* _Task material_
══════

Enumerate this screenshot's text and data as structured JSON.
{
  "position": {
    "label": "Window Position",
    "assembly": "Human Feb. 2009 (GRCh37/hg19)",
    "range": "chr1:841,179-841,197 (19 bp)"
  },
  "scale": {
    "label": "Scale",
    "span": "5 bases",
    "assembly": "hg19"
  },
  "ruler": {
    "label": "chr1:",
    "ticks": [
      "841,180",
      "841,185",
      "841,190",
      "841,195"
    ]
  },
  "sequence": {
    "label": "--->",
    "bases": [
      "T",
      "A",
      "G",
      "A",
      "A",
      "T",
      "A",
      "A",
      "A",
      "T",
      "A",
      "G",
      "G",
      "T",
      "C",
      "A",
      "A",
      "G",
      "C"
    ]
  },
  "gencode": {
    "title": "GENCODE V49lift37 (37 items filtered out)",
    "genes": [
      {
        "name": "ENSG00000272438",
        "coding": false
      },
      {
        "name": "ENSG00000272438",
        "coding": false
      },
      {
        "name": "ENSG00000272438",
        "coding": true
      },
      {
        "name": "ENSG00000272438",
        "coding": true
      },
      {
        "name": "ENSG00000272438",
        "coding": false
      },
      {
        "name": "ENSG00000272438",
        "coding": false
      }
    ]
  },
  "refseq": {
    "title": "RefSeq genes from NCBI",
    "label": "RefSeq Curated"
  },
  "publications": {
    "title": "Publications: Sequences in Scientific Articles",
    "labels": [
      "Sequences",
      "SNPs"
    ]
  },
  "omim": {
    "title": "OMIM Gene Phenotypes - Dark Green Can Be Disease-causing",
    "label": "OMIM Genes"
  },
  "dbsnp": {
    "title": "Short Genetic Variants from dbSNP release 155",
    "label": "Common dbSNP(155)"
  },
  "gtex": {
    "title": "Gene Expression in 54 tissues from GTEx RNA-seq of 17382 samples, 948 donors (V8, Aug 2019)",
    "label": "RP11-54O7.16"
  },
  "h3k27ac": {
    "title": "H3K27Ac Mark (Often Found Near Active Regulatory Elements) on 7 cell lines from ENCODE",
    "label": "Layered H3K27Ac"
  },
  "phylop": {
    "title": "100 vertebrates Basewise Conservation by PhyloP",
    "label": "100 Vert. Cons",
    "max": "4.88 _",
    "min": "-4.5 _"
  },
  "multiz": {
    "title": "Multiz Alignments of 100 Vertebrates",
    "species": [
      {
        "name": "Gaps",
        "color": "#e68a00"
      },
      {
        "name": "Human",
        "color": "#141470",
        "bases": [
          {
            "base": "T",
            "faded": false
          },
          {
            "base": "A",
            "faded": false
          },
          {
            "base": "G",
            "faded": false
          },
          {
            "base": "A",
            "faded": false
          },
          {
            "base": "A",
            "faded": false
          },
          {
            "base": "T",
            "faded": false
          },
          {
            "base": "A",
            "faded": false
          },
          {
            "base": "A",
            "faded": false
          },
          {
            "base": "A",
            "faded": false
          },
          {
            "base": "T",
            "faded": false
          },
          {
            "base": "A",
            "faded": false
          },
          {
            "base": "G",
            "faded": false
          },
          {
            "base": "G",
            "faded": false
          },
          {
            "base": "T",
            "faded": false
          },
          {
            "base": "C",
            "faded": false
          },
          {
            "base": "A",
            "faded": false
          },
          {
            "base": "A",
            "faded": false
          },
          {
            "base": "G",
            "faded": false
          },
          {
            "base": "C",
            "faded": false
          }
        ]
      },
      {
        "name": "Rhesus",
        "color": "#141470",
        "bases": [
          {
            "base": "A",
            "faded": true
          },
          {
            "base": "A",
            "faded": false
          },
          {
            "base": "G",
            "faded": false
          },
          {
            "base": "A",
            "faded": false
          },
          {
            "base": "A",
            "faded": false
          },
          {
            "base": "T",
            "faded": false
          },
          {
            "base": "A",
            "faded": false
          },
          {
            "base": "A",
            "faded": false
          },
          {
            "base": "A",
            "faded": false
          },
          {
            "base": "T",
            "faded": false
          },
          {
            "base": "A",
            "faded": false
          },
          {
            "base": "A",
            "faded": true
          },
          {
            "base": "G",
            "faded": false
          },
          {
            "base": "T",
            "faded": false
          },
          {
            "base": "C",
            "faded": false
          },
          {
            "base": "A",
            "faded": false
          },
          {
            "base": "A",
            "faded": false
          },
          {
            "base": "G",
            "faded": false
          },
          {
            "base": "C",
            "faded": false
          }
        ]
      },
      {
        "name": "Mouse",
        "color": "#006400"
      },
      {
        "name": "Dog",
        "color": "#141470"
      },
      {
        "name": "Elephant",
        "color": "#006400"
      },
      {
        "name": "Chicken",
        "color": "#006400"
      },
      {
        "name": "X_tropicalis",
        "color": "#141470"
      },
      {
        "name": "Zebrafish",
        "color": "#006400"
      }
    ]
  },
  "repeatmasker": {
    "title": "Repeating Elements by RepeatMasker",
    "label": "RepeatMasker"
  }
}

══════

* _Assignment_
Write out all the entries once more, exactly.

* _Result_
Enumerate this screenshot's text and data as structured JSON.
{
  "position": {
    "label": "Window Position",
    "assembly": "Human Feb. 2009 (GRCh37/hg19)",
    "range": "chr1:841,179-841,197 (19 bp)"
  },
  "scale": {
    "label": "Scale",
    "span": "5 bases",
    "assembly": "hg19"
  },
  "ruler": {
    "label": "chr1:",
    "ticks": [
      "841,180",
      "841,185",
      "841,190",
      "841,195"
    ]
  },
  "sequence": {
    "label": "--->",
    "bases": [
      "T",
      "A",
      "G",
      "A",
      "A",
      "T",
      "A",
      "A",
      "A",
      "T",
      "A",
      "G",
      "G",
      "T",
      "C",
      "A",
      "A",
      "G",
      "C"
    ]
  },
  "gencode": {
    "title": "GENCODE V49lift37 (37 items filtered out)",
    "genes": [
      {
        "name": "ENSG00000272438",
        "coding": false
      },
      {
        "name": "ENSG00000272438",
        "coding": false
      },
      {
        "name": "ENSG00000272438",
        "coding": true
      },
      {
        "name": "ENSG00000272438",
        "coding": true
      },
      {
        "name": "ENSG00000272438",
        "coding": false
      },
      {
        "name": "ENSG00000272438",
        "coding": false
      }
    ]
  },
  "refseq": {
    "title": "RefSeq genes from NCBI",
    "label": "RefSeq Curated"
  },
  "publications": {
    "title": "Publications: Sequences in Scientific Articles",
    "labels": [
      "Sequences",
      "SNPs"
    ]
  },
  "omim": {
    "title": "OMIM Gene Phenotypes - Dark Green Can Be Disease-causing",
    "label": "OMIM Genes"
  },
  "dbsnp": {
    "title": "Short Genetic Variants from dbSNP release 155",
    "label": "Common dbSNP(155)"
  },
  "gtex": {
    "title": "Gene Expression in 54 tissues from GTEx RNA-seq of 17382 samples, 948 donors (V8, Aug 2019)",
    "label": "RP11-54O7.16"
  },
  "h3k27ac": {
    "title": "H3K27Ac Mark (Often Found Near Active Regulatory Elements) on 7 cell lines from ENCODE",
    "label": "Layered H3K27Ac"
  },
  "phylop": {
    "title": "100 vertebrates Basewise Conservation by PhyloP",
    "label": "100 Vert. Cons",
    "max": "4.88 _",
    "min": "-4.5 _"
  },
  "multiz": {
    "title": "Multiz Alignments of 100 Vertebrates",
    "species": [
      {
        "name": "Gaps",
        "color": "#e68a00"
      },
      {
        "name": "Human",
        "color": "#141470",
        "bases": [
          {
            "base": "T",
            "faded": false
          },
          {
            "base": "A",
            "faded": false
          },
          {
            "base": "G",
            "faded": false
          },
          {
            "base": "A",
            "faded": false
          },
          {
            "base": "A",
            "faded": false
          },
          {
            "base": "T",
            "faded": false
          },
          {
            "base": "A",
            "faded": false
          },
          {
            "base": "A",
            "faded": false
          },
          {
            "base": "A",
            "faded": false
          },
          {
            "base": "T",
            "faded": false
          },
          {
            "base": "A",
            "faded": false
          },
          {
            "base": "G",
            "faded": false
          },
          {
            "base": "G",
            "faded": false
          },
          {
            "base": "T",
            "faded": false
          },
          {
            "base": "C",
            "faded": false
          },
          {
            "base": "A",
            "faded": false
          },
          {
            "base": "A",
            "faded": false
          },
          {
            "base": "G",
            "faded": false
          },
          {
            "base": "C",
            "faded": false
          }
        ]
      },
      {
        "name": "Rhesus",
        "color": "#141470",
        "bases": [
          {
            "base": "A",
            "faded": true
          },
          {
            "base": "A",
            "faded": false
          },
          {
            "base": "G",
            "faded": false
          },
          {
            "base": "A",
            "faded": false
          },
          {
            "base": "A",
            "faded": false
          },
          {
            "base": "T",
            "faded": false
          },
          {
            "base": "A",
            "faded": false
          },
          {
            "base": "A",
            "faded": false
          },
          {
            "base": "A",
            "faded": false
          },
          {
            "base": "T",
            "faded": false
          },
          {
            "base": "A",
            "faded": false
          },
          {
            "base": "A",
            "faded": true
          },
          {
            "base": "G",
            "faded": false
          },
          {
            "base": "T",
            "faded": false
          },
          {
            "base": "C",
            "faded": false
          },
          {
            "base": "A",
            "faded": false
          },
          {
            "base": "A",
            "faded": false
          },
          {
            "base": "G",
            "faded": false
          },
          {
            "base": "C",
            "faded": false
          }
        ]
      },
      {
        "name": "Mouse",
        "color": "#006400"
      },
      {
        "name": "Dog",
        "color": "#141470"
      },
      {
        "name": "Elephant",
        "color": "#006400"
      },
      {
        "name": "Chicken",
        "color": "#006400"
      },
      {
        "name": "X_tropicalis",
        "color": "#141470"
      },
      {
        "name": "Zebrafish",
        "color": "#006400"
      }
    ]
  },
  "repeatmasker": {
    "title": "Repeating Elements by RepeatMasker",
    "label": "RepeatMasker"
  }
}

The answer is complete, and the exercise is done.